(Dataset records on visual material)
━━━━━━━━━━━━━━━━━━━━━━━━━━━━━━

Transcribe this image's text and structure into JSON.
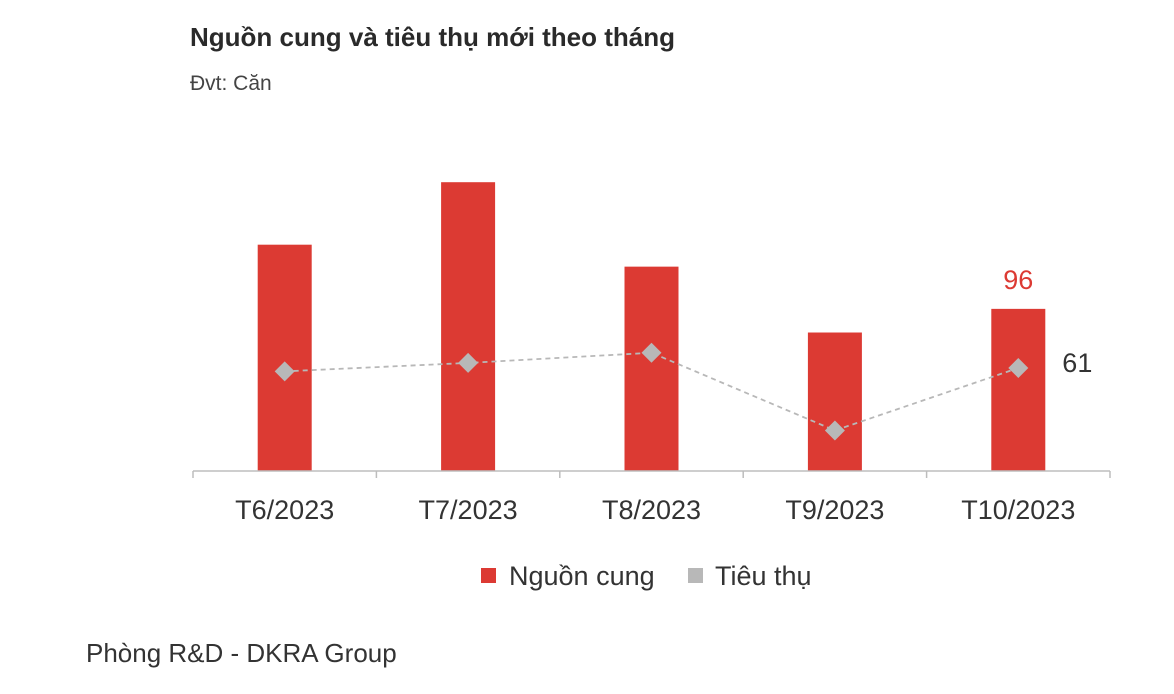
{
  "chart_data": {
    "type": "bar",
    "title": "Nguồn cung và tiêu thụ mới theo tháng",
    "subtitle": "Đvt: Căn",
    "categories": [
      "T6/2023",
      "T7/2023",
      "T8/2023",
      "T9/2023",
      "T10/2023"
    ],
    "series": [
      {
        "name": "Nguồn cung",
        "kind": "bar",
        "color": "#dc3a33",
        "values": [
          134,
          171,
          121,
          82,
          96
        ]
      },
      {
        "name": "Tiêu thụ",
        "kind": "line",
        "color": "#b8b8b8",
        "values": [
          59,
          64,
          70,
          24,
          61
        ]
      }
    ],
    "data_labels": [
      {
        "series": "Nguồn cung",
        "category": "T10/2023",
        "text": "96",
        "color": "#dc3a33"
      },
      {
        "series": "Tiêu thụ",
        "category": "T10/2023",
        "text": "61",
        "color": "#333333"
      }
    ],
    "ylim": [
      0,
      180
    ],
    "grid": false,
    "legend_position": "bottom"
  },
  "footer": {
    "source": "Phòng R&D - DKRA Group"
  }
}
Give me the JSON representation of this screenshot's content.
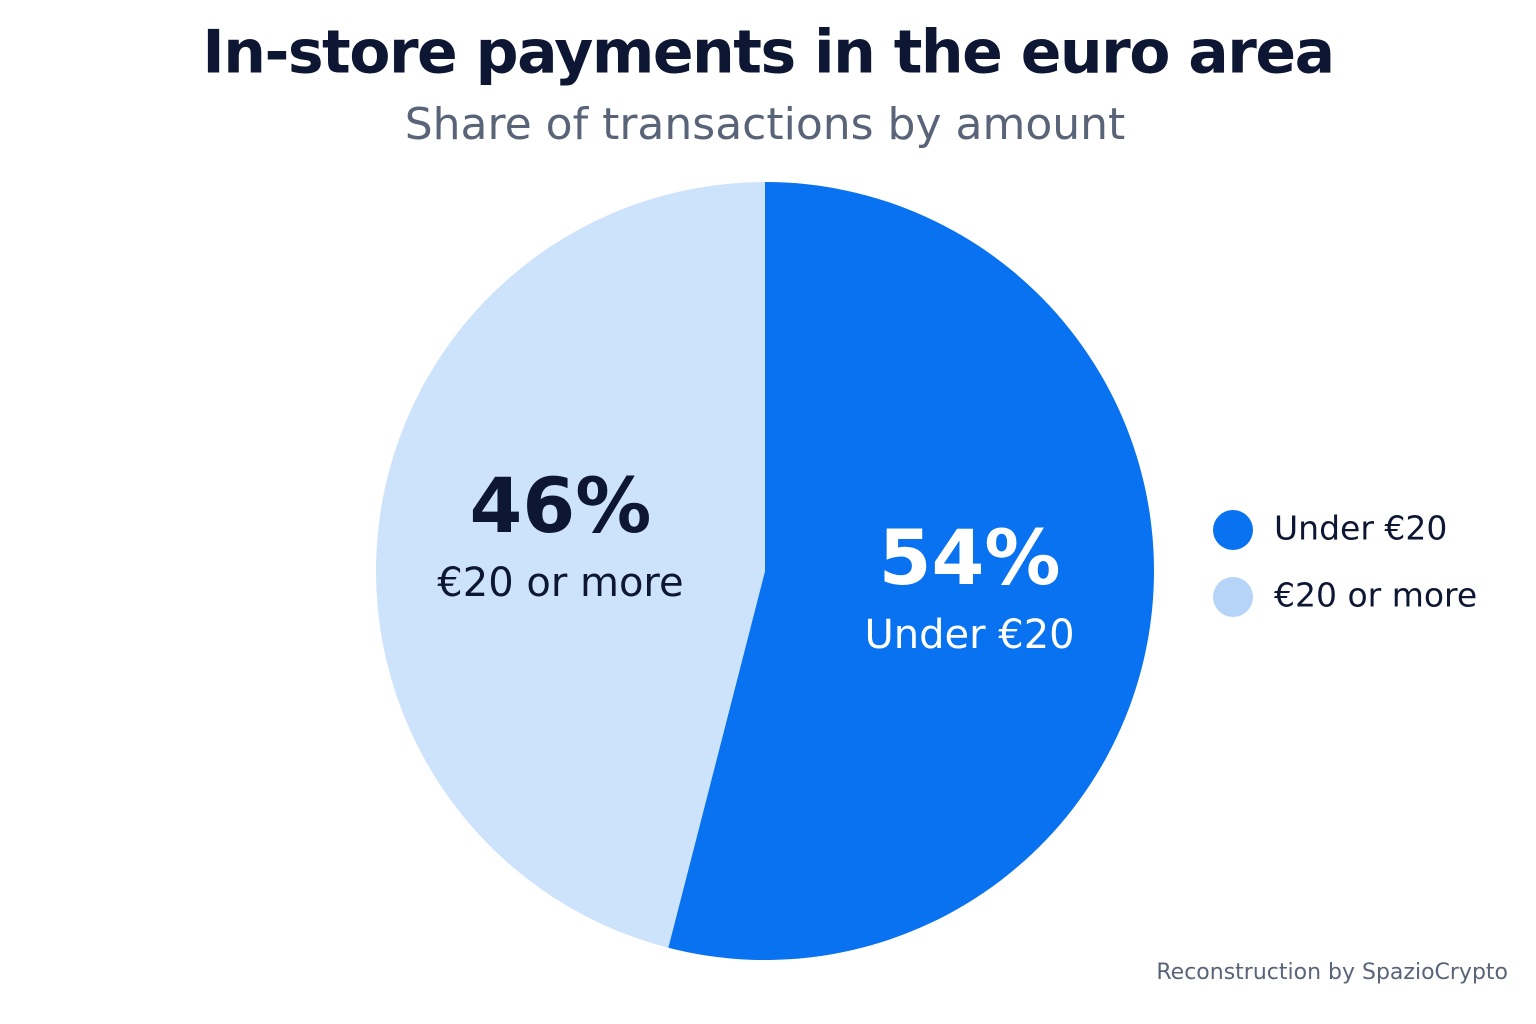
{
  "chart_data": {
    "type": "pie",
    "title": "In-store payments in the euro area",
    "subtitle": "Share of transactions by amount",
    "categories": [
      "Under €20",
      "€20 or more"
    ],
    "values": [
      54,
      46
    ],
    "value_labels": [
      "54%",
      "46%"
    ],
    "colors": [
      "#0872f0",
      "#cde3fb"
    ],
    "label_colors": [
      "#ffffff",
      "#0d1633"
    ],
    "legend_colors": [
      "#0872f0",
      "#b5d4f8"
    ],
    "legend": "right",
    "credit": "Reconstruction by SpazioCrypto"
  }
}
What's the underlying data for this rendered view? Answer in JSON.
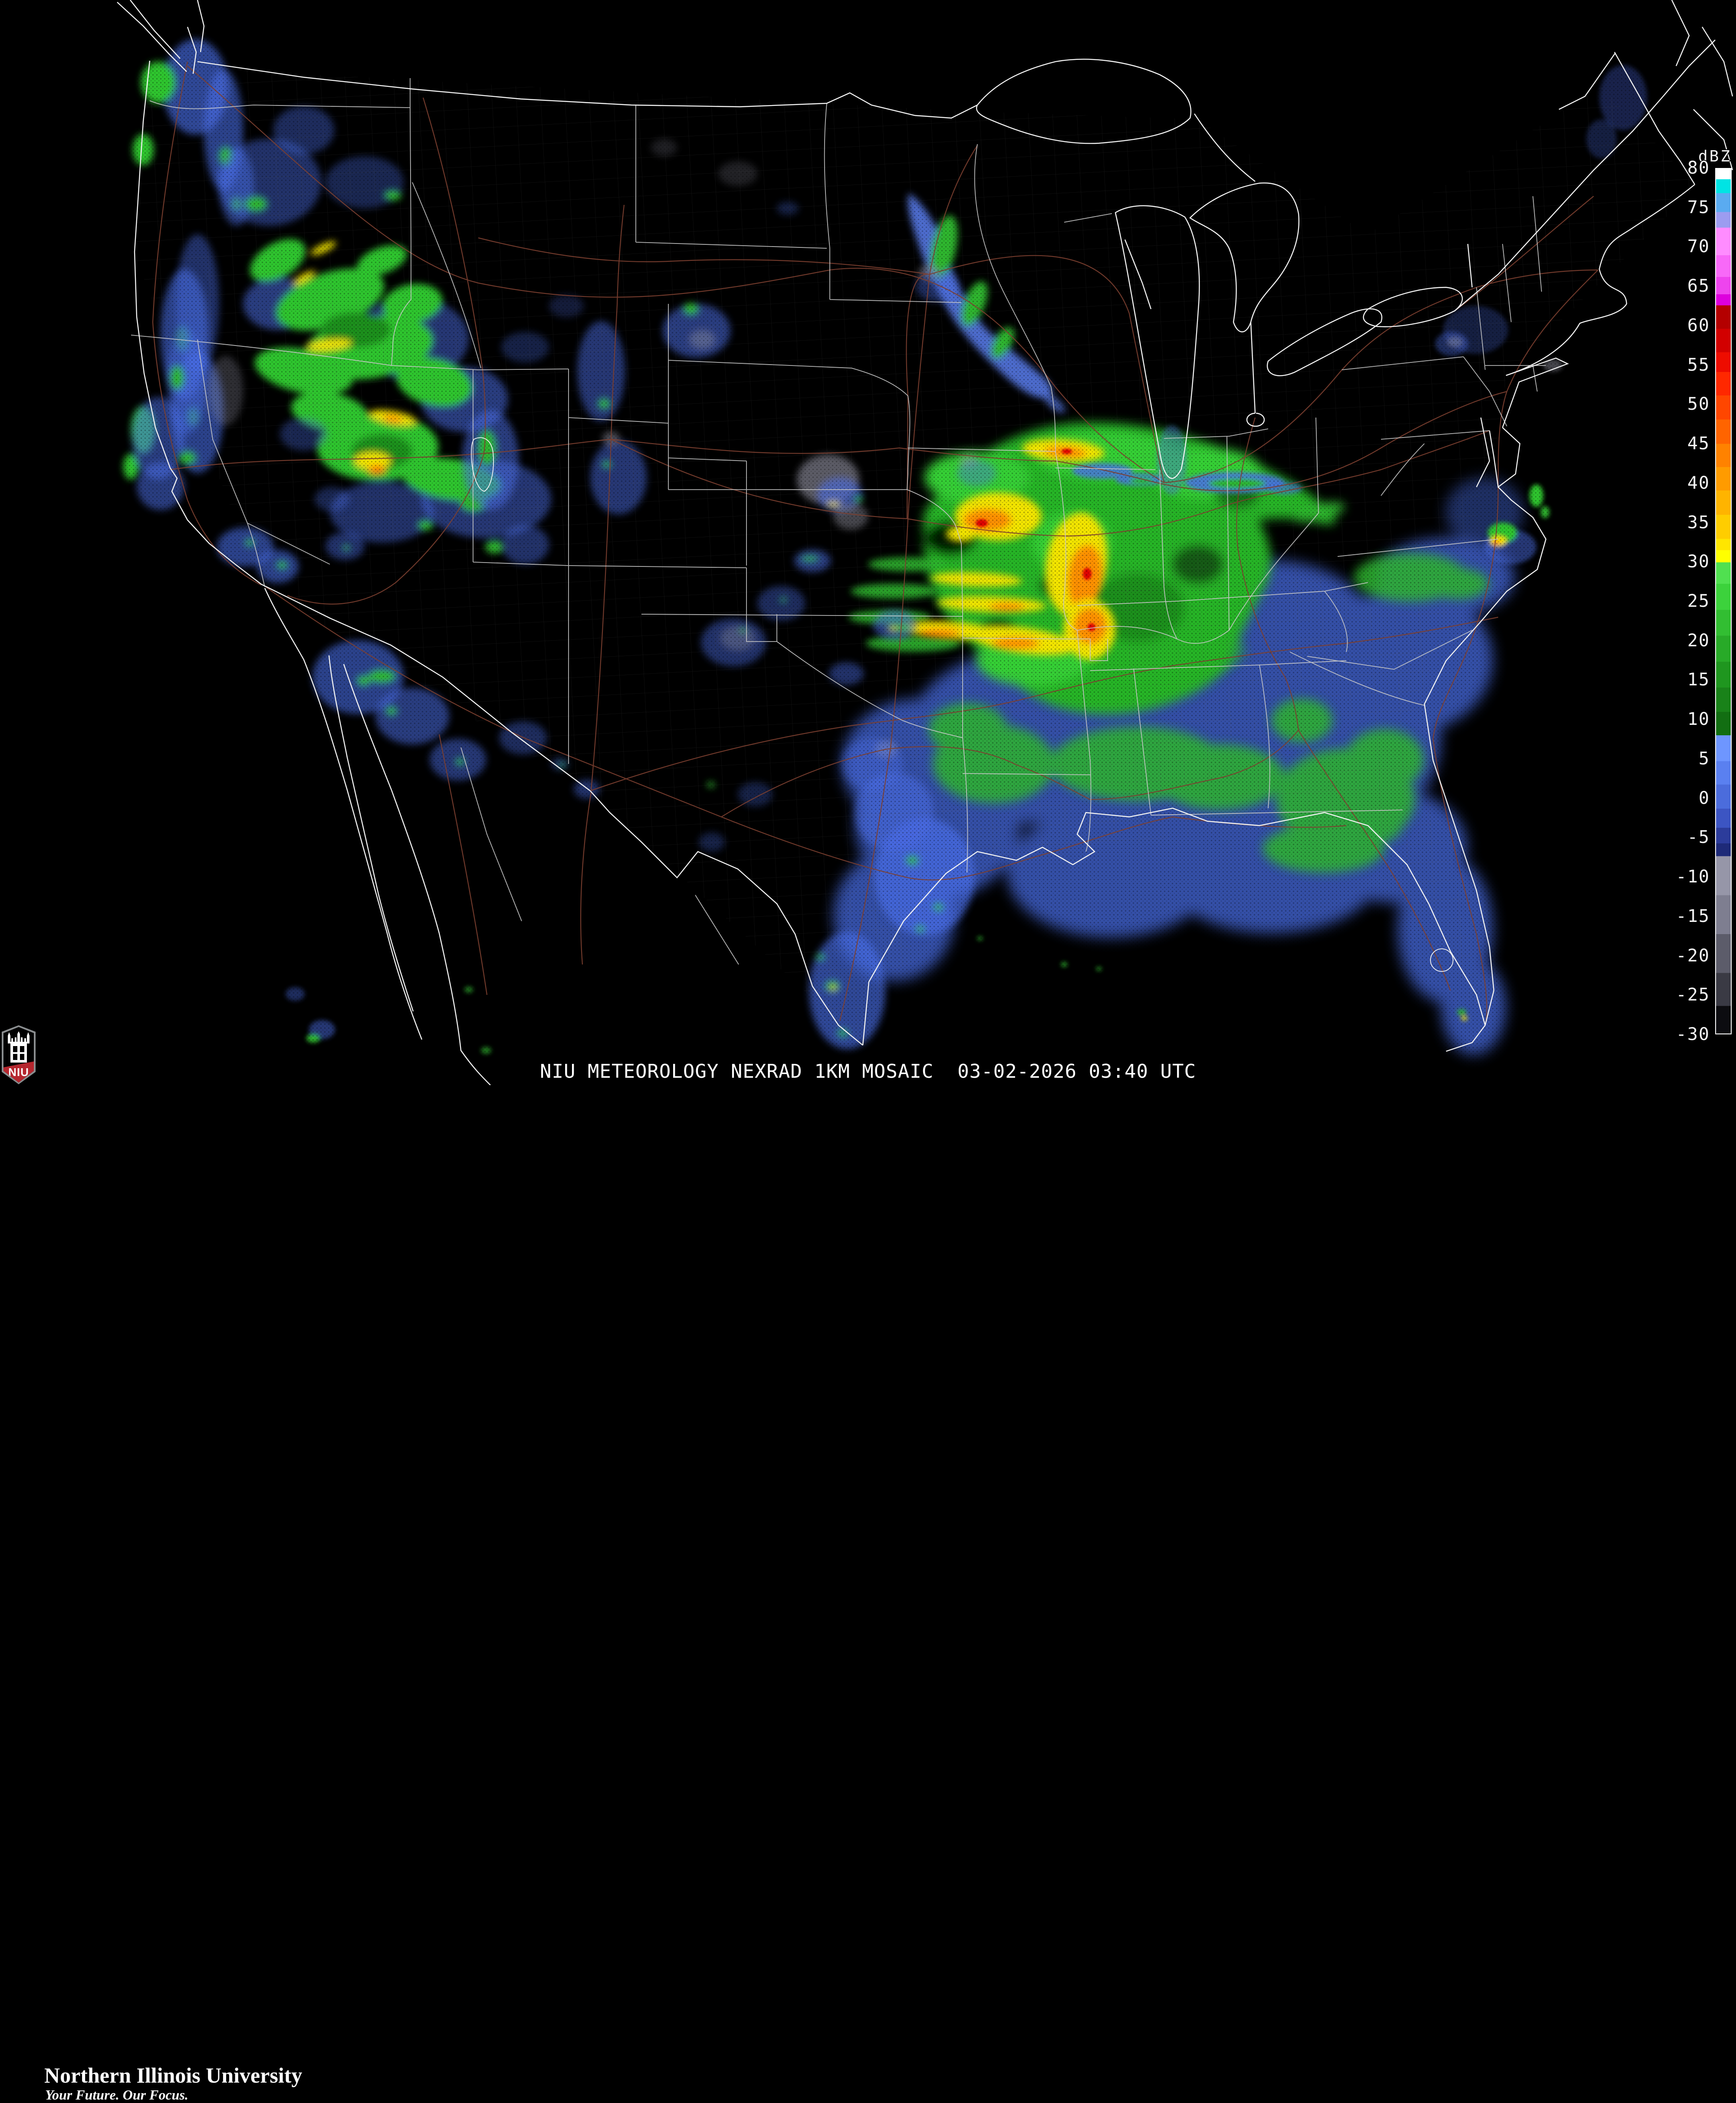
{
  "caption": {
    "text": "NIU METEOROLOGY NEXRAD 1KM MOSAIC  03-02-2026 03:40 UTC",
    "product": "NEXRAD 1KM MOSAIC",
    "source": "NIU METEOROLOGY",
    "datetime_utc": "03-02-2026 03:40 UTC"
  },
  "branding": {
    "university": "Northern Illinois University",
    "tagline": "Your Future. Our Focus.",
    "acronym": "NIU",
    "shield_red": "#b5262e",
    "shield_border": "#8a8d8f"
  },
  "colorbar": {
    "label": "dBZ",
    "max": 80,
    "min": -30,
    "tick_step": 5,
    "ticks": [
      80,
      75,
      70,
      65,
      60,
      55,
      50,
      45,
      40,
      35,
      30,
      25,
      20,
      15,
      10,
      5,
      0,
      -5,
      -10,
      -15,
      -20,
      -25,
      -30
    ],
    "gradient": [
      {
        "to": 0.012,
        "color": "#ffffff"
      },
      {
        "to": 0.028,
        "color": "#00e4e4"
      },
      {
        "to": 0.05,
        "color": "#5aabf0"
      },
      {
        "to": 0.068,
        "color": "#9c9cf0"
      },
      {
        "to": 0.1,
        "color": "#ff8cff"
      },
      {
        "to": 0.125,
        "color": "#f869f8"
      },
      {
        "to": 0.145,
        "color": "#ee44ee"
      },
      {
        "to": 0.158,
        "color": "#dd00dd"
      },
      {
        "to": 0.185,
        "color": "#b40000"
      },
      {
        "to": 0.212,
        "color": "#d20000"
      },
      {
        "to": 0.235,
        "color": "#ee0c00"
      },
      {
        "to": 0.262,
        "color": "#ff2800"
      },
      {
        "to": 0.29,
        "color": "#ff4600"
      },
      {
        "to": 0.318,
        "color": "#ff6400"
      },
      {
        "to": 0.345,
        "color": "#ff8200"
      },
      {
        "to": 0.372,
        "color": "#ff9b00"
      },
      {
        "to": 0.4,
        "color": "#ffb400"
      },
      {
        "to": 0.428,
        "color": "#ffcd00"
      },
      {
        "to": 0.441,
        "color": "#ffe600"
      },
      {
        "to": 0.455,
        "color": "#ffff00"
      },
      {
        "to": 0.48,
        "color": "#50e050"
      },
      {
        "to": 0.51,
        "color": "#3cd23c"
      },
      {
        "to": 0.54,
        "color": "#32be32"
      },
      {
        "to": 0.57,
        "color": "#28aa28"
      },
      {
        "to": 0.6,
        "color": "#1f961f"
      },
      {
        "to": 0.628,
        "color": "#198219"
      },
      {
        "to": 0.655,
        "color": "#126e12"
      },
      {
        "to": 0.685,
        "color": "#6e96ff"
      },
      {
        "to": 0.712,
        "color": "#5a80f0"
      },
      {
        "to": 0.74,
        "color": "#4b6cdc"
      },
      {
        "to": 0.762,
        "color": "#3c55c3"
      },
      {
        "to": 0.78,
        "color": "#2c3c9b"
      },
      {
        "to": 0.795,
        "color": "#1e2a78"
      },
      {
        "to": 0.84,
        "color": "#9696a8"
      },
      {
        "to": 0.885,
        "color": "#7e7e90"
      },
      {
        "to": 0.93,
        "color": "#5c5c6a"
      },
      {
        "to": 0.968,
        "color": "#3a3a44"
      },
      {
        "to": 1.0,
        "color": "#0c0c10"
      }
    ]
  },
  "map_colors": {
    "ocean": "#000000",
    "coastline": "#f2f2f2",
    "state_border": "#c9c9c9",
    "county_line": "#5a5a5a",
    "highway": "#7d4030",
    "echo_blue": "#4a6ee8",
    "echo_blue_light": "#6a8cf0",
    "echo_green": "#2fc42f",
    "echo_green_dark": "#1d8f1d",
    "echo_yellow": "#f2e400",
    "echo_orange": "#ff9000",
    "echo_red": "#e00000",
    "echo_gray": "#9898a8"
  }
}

━━━━━━━━━━━━━━━━━━━━━━━━━━━━━━

→ **SHORT EXERCISE**: Look through the entries above for the word "series". Copy every line where it shows up.

→ **SOLUTION FOR THIS TASK**:
    "series": [
        "series": "Nguồn cung",
        "series": "Tiêu thụ",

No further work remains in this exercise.